Segment Start: Record set

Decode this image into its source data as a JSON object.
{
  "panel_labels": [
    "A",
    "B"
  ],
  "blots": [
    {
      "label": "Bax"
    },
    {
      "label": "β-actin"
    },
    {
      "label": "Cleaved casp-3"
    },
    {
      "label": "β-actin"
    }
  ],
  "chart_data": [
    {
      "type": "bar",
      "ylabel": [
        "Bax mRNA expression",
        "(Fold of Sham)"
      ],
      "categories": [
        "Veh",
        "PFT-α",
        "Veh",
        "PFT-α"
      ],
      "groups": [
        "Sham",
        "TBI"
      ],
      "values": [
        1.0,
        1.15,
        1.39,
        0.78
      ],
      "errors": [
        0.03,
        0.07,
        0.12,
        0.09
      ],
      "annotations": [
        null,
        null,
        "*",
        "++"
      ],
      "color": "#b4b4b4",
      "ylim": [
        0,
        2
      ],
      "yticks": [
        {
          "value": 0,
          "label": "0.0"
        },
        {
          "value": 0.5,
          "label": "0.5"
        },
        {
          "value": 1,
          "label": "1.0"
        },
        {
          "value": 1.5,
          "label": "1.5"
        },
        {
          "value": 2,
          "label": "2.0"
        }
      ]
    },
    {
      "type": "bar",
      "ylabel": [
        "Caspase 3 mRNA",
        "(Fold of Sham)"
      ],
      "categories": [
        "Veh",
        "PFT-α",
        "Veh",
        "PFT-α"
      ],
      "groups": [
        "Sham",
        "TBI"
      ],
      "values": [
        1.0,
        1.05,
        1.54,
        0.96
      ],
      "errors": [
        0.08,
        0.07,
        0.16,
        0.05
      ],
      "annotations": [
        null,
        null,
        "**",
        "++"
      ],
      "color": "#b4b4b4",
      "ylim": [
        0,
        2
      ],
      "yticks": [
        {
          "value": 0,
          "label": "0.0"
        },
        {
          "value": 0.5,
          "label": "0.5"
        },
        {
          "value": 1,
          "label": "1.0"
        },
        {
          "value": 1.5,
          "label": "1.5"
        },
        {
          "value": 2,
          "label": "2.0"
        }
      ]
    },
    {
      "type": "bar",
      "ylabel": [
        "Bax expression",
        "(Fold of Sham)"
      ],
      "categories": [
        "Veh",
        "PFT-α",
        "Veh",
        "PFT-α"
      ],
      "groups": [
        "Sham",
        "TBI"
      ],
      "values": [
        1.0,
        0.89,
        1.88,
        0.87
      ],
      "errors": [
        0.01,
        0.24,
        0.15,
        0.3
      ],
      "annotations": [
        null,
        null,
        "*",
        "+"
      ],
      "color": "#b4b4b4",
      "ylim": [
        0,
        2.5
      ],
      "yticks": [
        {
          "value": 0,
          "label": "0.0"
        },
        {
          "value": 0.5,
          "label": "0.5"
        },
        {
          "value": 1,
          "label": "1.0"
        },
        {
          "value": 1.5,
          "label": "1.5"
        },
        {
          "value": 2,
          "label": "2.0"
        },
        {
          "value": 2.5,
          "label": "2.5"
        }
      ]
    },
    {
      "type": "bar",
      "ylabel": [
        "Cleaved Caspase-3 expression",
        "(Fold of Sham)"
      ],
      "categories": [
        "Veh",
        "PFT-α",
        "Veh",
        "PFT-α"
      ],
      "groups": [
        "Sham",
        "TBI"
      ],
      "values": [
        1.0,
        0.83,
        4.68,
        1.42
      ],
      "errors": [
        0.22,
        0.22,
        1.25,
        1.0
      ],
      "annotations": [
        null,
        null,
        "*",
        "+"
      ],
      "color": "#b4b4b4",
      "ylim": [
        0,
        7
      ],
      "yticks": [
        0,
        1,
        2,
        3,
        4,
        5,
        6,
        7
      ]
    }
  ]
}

Segment End: Record set

Brief
Lines in the records above that contain the word "expression" need to be counted; the reply is that number and nothing else.

Result below
3